◆ **Exercise aim**: Your task is to repeat the lines below exactly, excluding any pictures they contain.

Stored items from a collection:

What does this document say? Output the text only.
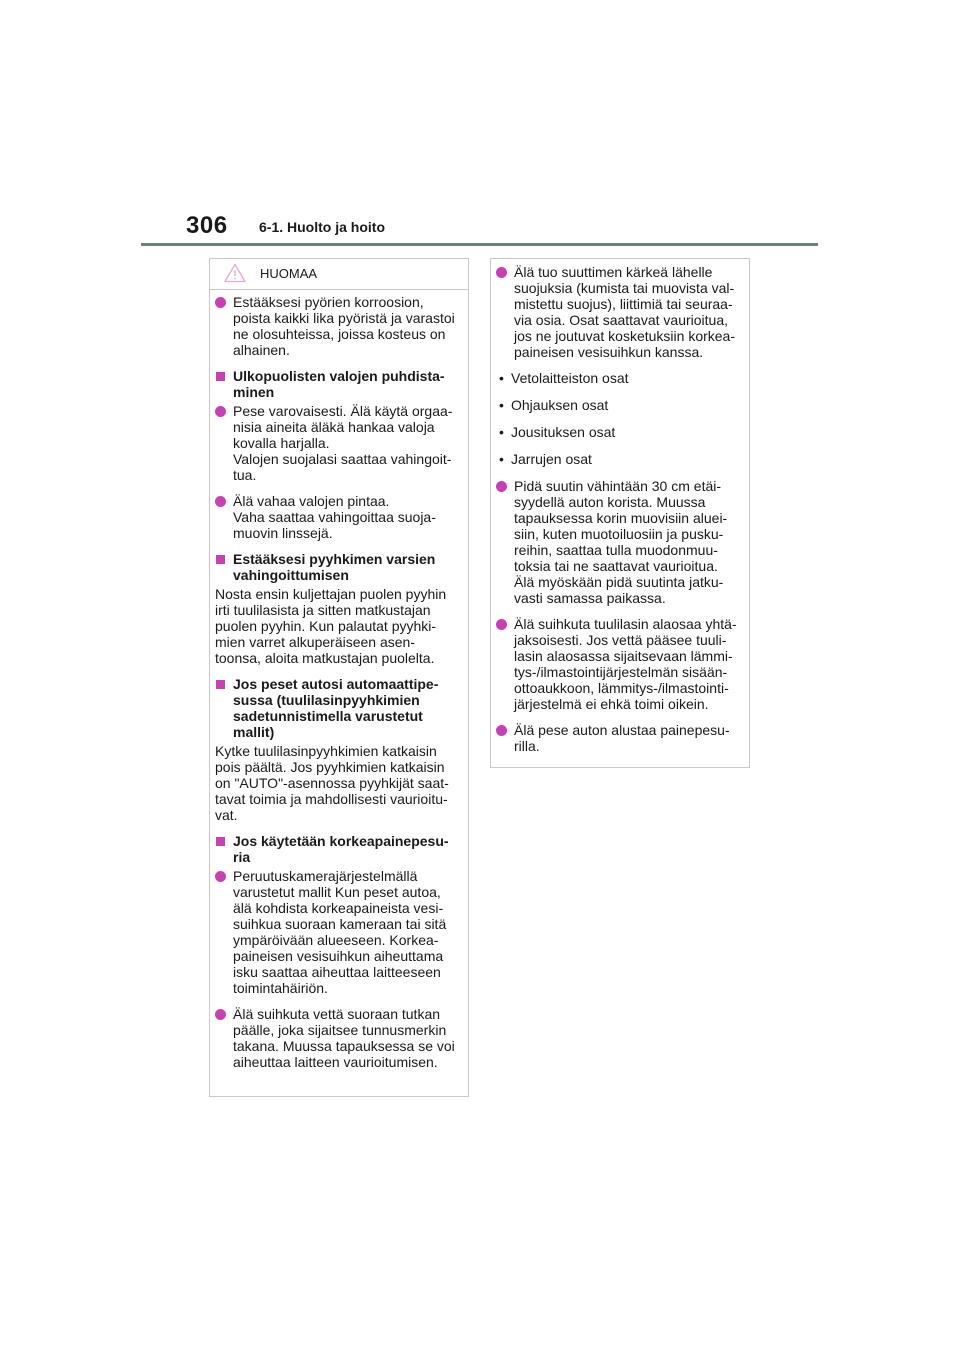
306 6-1. Huolto ja hoito
HUOMAA

Estääksesi pyörien korroosion, poista kaikki lika pyöristä ja varastoi ne olosuhteissa, joissa kosteus on alhainen.

Ulkopuolisten valojen puhdista-minen

Pese varovaisesti. Älä käytä orgaa-nisia aineita äläkä hankaa valoja kovalla harjalla.

Valojen suojalasi saattaa vahingoit-tua.

Älä vahaa valojen pintaa.

Vaha saattaa vahingoittaa suoja-muovin linssejä.

Estääksesi pyyhkimen varsien vahingoittumisen

Nosta ensin kuljettajan puolen pyyhin irti tuulilasista ja sitten matkustajan puolen pyyhin. Kun palautat pyyhki-mien varret alkuperäiseen asen-toonsa, aloita matkustajan puolelta.

Jos peset autosi automaattipe-sussa (tuulilasinpyyhkimien sadetunnistimella varustetut mallit)

Kytke tuulilasinpyyhkimien katkaisin pois päältä. Jos pyyhkimien katkaisin on "AUTO"-asennossa pyyhkijät saat-tavat toimia ja mahdollisesti vaurioitu-vat.

Jos käytetään korkeapainepesu-ria

Peruutuskamerajärjestelmällä varustetut mallit Kun peset autoa, älä kohdista korkeapaineista vesi-suihkua suoraan kameraan tai sitä ympäröivään alueeseen. Korkea-paineisen vesisuihkun aiheuttama isku saattaa aiheuttaa laitteeseen toimintahäiriön.

Älä suihkuta vettä suoraan tutkan päälle, joka sijaitsee tunnusmerkin takana. Muussa tapauksessa se voi aiheuttaa laitteen vaurioitumisen.

Älä tuo suuttimen kärkeä lähelle suojuksia (kumista tai muovista val-mistettu suojus), liittimiä tai seuraa-via osia. Osat saattavat vaurioitua, jos ne joutuvat kosketuksiin korkea-paineisen vesisuihkun kanssa.

• Vetolaitteiston osat
• Ohjauksen osat
• Jousituksen osat
• Jarrujen osat

Pidä suutin vähintään 30 cm etäi-syydellä auton korista. Muussa tapauksessa korin muovisiin aluei-siin, kuten muotoiluosiin ja pusku-reihin, saattaa tulla muodonmuu-toksia tai ne saattavat vaurioitua.

Älä myöskään pidä suutinta jatku-vasti samassa paikassa.

Älä suihkuta tuulilasin alaosaa yhtä-jaksoisesti. Jos vettä pääsee tuuli-lasin alaosassa sijaitsevaan lämmi-tys-/ilmastointijärjestelmän sisään-ottoaukkoon, lämmitys-/ilmastointi-järjestelmä ei ehkä toimi oikein.

Älä pese auton alustaa painepesu-rilla.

◆ **Solution for this task**:
What does this document say? Output the text only.
306 6-1. Huolto ja hoito
HUOMAA

Estääksesi pyörien korroosion, poista kaikki lika pyöristä ja varastoi ne olosuhteissa, joissa kosteus on alhainen.

Ulkopuolisten valojen puhdista-minen

Pese varovaisesti. Älä käytä orgaa-nisia aineita äläkä hankaa valoja kovalla harjalla.

Valojen suojalasi saattaa vahingoit-tua.

Älä vahaa valojen pintaa.

Vaha saattaa vahingoittaa suoja-muovin linssejä.

Estääksesi pyyhkimen varsien vahingoittumisen

Nosta ensin kuljettajan puolen pyyhin irti tuulilasista ja sitten matkustajan puolen pyyhin. Kun palautat pyyhki-mien varret alkuperäiseen asen-toonsa, aloita matkustajan puolelta.

Jos peset autosi automaattipe-sussa (tuulilasinpyyhkimien sadetunnistimella varustetut mallit)

Kytke tuulilasinpyyhkimien katkaisin pois päältä. Jos pyyhkimien katkaisin on "AUTO"-asennossa pyyhkijät saat-tavat toimia ja mahdollisesti vaurioitu-vat.

Jos käytetään korkeapainepesu-ria

Peruutuskamerajärjestelmällä varustetut mallit Kun peset autoa, älä kohdista korkeapaineista vesi-suihkua suoraan kameraan tai sitä ympäröivään alueeseen. Korkea-paineisen vesisuihkun aiheuttama isku saattaa aiheuttaa laitteeseen toimintahäiriön.

Älä suihkuta vettä suoraan tutkan päälle, joka sijaitsee tunnusmerkin takana. Muussa tapauksessa se voi aiheuttaa laitteen vaurioitumisen.

Älä tuo suuttimen kärkeä lähelle suojuksia (kumista tai muovista val-mistettu suojus), liittimiä tai seuraa-via osia. Osat saattavat vaurioitua, jos ne joutuvat kosketuksiin korkea-paineisen vesisuihkun kanssa.

• Vetolaitteiston osat
• Ohjauksen osat
• Jousituksen osat
• Jarrujen osat

Pidä suutin vähintään 30 cm etäi-syydellä auton korista. Muussa tapauksessa korin muovisiin aluei-siin, kuten muotoiluosiin ja pusku-reihin, saattaa tulla muodonmuu-toksia tai ne saattavat vaurioitua.

Älä myöskään pidä suutinta jatku-vasti samassa paikassa.

Älä suihkuta tuulilasin alaosaa yhtä-jaksoisesti. Jos vettä pääsee tuuli-lasin alaosassa sijaitsevaan lämmi-tys-/ilmastointijärjestelmän sisään-ottoaukkoon, lämmitys-/ilmastointi-järjestelmä ei ehkä toimi oikein.

Älä pese auton alustaa painepesu-rilla.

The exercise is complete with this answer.